** BEGIN Records shown **
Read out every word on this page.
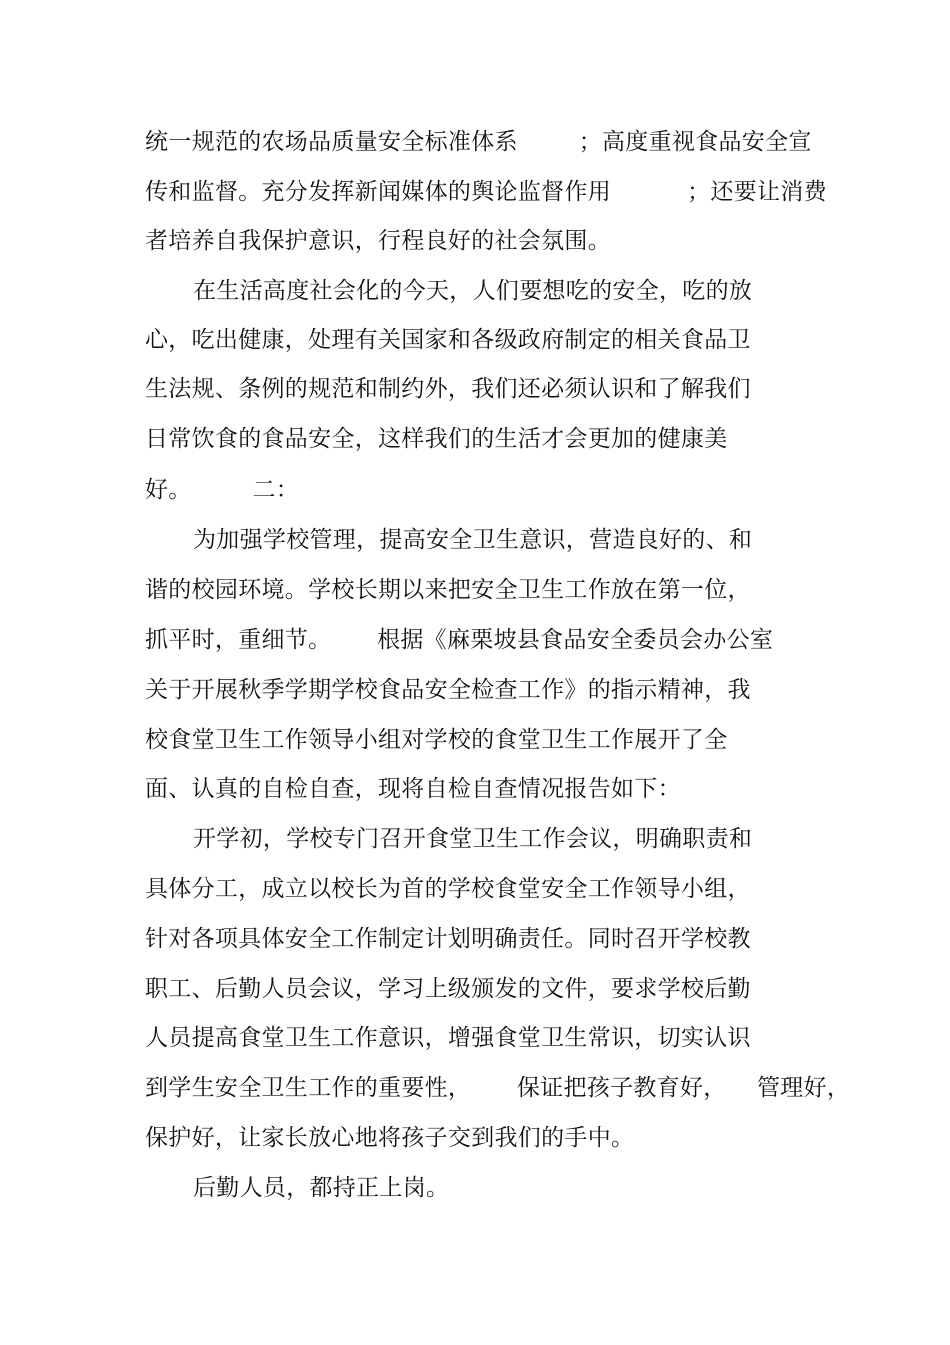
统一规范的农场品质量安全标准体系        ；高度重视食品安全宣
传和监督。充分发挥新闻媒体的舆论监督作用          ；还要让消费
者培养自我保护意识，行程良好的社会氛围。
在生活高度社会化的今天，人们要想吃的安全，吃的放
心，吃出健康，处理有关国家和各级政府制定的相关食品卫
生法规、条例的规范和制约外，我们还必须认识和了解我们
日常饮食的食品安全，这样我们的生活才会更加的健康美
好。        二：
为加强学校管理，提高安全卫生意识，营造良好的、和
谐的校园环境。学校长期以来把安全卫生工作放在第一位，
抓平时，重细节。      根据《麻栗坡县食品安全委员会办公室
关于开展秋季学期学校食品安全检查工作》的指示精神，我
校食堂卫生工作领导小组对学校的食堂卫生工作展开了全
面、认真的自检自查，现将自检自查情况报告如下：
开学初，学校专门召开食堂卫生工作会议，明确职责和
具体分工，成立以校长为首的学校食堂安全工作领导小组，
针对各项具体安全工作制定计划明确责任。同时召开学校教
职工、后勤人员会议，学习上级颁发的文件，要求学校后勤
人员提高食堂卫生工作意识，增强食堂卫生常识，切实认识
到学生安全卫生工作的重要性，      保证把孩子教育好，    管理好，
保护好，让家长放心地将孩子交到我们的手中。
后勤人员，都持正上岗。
** END Records shown **
Directive >>
Copy the entries exactly. Leave out the images.

Worked answer >>
Read out every word on this page.
统一规范的农场品质量安全标准体系        ；高度重视食品安全宣
传和监督。充分发挥新闻媒体的舆论监督作用          ；还要让消费
者培养自我保护意识，行程良好的社会氛围。
在生活高度社会化的今天，人们要想吃的安全，吃的放
心，吃出健康，处理有关国家和各级政府制定的相关食品卫
生法规、条例的规范和制约外，我们还必须认识和了解我们
日常饮食的食品安全，这样我们的生活才会更加的健康美
好。        二：
为加强学校管理，提高安全卫生意识，营造良好的、和
谐的校园环境。学校长期以来把安全卫生工作放在第一位，
抓平时，重细节。      根据《麻栗坡县食品安全委员会办公室
关于开展秋季学期学校食品安全检查工作》的指示精神，我
校食堂卫生工作领导小组对学校的食堂卫生工作展开了全
面、认真的自检自查，现将自检自查情况报告如下：
开学初，学校专门召开食堂卫生工作会议，明确职责和
具体分工，成立以校长为首的学校食堂安全工作领导小组，
针对各项具体安全工作制定计划明确责任。同时召开学校教
职工、后勤人员会议，学习上级颁发的文件，要求学校后勤
人员提高食堂卫生工作意识，增强食堂卫生常识，切实认识
到学生安全卫生工作的重要性，      保证把孩子教育好，    管理好，
保护好，让家长放心地将孩子交到我们的手中。
后勤人员，都持正上岗。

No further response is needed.